**Challenge:** From the listing below, pull each line that includes "this".

**Stored rows:**
▽
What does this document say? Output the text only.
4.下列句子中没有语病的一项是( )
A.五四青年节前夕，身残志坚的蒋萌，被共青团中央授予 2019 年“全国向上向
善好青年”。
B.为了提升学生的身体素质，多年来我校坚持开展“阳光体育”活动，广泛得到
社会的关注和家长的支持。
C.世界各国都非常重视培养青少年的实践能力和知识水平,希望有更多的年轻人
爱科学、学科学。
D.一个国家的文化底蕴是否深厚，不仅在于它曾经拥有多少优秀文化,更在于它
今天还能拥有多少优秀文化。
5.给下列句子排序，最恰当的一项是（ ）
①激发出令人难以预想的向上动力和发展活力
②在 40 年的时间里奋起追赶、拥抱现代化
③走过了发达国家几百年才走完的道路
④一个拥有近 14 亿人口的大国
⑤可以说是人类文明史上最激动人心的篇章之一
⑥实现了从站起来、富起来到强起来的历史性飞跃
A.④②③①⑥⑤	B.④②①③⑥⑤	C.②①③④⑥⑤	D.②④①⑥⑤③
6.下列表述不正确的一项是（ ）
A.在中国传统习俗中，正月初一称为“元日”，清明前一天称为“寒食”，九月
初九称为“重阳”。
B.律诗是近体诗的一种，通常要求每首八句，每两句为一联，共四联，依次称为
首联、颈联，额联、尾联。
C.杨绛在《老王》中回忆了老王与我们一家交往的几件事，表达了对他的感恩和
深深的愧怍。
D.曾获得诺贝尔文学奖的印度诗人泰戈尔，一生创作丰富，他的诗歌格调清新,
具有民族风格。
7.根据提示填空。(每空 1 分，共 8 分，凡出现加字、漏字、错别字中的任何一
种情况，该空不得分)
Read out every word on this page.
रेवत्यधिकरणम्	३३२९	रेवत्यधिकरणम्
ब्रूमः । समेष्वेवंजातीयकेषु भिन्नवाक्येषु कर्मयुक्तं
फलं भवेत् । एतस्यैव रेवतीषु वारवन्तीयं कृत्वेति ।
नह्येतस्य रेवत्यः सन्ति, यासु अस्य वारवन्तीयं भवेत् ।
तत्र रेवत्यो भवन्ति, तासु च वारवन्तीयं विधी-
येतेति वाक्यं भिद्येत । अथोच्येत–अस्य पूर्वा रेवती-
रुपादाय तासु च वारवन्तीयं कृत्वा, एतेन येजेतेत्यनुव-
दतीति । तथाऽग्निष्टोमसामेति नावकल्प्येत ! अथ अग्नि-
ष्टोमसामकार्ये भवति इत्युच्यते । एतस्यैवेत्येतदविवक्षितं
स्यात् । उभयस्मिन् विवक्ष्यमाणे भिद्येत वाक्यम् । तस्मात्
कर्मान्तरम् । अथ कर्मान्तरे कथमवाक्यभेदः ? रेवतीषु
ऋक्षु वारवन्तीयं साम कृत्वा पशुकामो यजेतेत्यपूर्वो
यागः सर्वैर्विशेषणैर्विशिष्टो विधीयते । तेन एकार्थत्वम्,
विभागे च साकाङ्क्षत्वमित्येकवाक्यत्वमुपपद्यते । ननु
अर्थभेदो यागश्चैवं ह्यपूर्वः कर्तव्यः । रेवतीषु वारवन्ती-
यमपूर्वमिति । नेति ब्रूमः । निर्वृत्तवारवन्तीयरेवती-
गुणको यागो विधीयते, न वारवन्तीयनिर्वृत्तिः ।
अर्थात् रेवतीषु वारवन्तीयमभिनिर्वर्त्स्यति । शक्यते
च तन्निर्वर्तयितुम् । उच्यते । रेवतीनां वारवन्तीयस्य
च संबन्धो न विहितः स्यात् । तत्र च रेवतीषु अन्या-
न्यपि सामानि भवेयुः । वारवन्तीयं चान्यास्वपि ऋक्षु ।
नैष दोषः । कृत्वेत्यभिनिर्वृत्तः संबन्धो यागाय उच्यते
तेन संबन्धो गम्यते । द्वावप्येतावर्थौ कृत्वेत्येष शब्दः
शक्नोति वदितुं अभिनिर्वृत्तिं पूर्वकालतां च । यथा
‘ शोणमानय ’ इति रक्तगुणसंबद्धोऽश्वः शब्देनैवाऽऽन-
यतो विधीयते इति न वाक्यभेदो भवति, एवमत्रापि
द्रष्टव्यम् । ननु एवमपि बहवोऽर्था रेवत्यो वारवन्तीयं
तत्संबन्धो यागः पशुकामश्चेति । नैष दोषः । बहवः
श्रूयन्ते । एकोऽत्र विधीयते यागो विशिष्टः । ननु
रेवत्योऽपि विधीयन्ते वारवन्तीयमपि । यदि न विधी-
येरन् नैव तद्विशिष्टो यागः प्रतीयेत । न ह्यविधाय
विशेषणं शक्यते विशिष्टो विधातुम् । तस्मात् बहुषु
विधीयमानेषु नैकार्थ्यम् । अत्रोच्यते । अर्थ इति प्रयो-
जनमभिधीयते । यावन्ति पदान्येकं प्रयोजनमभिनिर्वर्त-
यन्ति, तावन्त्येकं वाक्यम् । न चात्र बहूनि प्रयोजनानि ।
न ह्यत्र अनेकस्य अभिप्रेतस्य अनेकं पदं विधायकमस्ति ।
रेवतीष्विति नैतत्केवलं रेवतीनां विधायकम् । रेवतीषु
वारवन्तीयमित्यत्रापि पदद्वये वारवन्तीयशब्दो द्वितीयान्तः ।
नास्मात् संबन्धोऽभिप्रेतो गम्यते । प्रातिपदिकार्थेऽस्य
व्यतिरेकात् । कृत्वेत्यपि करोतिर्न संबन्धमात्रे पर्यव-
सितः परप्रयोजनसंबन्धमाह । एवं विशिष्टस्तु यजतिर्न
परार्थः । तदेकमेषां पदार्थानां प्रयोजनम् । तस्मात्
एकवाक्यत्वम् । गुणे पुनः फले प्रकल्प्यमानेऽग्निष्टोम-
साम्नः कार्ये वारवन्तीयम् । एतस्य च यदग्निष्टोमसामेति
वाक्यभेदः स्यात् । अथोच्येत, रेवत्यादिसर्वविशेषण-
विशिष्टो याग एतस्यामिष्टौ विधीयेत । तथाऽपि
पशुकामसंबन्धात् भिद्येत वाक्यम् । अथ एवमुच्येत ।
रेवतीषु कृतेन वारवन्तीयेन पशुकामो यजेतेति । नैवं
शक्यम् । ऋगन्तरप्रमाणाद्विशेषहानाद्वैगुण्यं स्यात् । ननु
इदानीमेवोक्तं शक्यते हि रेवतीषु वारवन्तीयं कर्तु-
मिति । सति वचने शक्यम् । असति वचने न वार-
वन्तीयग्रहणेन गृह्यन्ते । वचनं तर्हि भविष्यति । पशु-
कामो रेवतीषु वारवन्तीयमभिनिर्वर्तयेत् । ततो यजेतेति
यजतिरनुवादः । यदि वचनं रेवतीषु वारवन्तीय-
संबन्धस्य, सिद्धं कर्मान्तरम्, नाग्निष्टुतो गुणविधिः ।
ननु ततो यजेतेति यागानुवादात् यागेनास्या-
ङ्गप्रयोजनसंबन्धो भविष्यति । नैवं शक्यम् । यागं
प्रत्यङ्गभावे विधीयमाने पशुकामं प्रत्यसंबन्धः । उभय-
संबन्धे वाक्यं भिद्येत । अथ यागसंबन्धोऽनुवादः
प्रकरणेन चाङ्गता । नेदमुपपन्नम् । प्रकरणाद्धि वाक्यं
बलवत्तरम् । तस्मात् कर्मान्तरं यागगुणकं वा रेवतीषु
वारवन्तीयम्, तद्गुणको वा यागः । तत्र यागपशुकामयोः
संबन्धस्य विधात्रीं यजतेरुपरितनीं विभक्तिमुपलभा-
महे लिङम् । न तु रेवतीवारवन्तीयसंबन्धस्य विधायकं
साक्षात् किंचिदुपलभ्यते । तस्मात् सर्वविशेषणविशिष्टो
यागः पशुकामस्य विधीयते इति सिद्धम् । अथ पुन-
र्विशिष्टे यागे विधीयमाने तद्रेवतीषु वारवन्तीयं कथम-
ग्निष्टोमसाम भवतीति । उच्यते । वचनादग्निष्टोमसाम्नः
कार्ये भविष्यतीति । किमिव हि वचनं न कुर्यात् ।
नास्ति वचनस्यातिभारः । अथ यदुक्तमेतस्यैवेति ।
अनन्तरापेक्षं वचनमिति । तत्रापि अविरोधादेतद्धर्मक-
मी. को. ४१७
△
**Solution to the problem:**
What does this document say? Output the text only.
Read out every word on this page.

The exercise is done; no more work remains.